The task. Each line below should be reproduced without any alteration.

[Records contained in a dataset]
-*-*-

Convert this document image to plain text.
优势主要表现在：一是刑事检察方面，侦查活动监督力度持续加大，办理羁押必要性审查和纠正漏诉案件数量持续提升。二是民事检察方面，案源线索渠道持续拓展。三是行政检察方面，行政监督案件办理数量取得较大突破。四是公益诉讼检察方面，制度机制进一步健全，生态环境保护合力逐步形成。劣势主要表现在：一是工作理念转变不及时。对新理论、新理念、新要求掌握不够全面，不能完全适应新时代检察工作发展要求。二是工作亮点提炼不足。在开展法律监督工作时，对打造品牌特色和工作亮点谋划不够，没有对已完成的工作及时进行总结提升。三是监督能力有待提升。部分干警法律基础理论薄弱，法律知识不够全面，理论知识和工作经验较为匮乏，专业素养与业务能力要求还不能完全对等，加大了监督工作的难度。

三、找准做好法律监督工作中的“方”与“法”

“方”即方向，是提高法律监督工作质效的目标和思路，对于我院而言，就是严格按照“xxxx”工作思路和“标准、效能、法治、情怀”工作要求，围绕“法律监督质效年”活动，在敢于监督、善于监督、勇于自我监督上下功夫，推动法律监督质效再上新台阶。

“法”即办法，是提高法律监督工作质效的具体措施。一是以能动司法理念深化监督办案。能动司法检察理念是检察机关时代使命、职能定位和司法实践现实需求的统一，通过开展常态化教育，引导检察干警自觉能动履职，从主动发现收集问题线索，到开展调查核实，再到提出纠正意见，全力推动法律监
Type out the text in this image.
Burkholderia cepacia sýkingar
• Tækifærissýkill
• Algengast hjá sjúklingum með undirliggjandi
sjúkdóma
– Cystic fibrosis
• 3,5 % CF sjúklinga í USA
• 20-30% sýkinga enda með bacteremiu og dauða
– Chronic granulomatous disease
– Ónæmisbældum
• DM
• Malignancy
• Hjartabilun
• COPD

-*-*-

Result for this task.
Convert this document image to plain text.
优势主要表现在：一是刑事检察方面，侦查活动监督力度持续加大，办理羁押必要性审查和纠正漏诉案件数量持续提升。二是民事检察方面，案源线索渠道持续拓展。三是行政检察方面，行政监督案件办理数量取得较大突破。四是公益诉讼检察方面，制度机制进一步健全，生态环境保护合力逐步形成。劣势主要表现在：一是工作理念转变不及时。对新理论、新理念、新要求掌握不够全面，不能完全适应新时代检察工作发展要求。二是工作亮点提炼不足。在开展法律监督工作时，对打造品牌特色和工作亮点谋划不够，没有对已完成的工作及时进行总结提升。三是监督能力有待提升。部分干警法律基础理论薄弱，法律知识不够全面，理论知识和工作经验较为匮乏，专业素养与业务能力要求还不能完全对等，加大了监督工作的难度。

三、找准做好法律监督工作中的“方”与“法”

“方”即方向，是提高法律监督工作质效的目标和思路，对于我院而言，就是严格按照“xxxx”工作思路和“标准、效能、法治、情怀”工作要求，围绕“法律监督质效年”活动，在敢于监督、善于监督、勇于自我监督上下功夫，推动法律监督质效再上新台阶。

“法”即办法，是提高法律监督工作质效的具体措施。一是以能动司法理念深化监督办案。能动司法检察理念是检察机关时代使命、职能定位和司法实践现实需求的统一，通过开展常态化教育，引导检察干警自觉能动履职，从主动发现收集问题线索，到开展调查核实，再到提出纠正意见，全力推动法律监
Type out the text in this image.
Burkholderia cepacia sýkingar
• Tækifærissýkill
• Algengast hjá sjúklingum með undirliggjandi
sjúkdóma
– Cystic fibrosis
• 3,5 % CF sjúklinga í USA
• 20-30% sýkinga enda með bacteremiu og dauða
– Chronic granulomatous disease
– Ónæmisbældum
• DM
• Malignancy
• Hjartabilun
• COPD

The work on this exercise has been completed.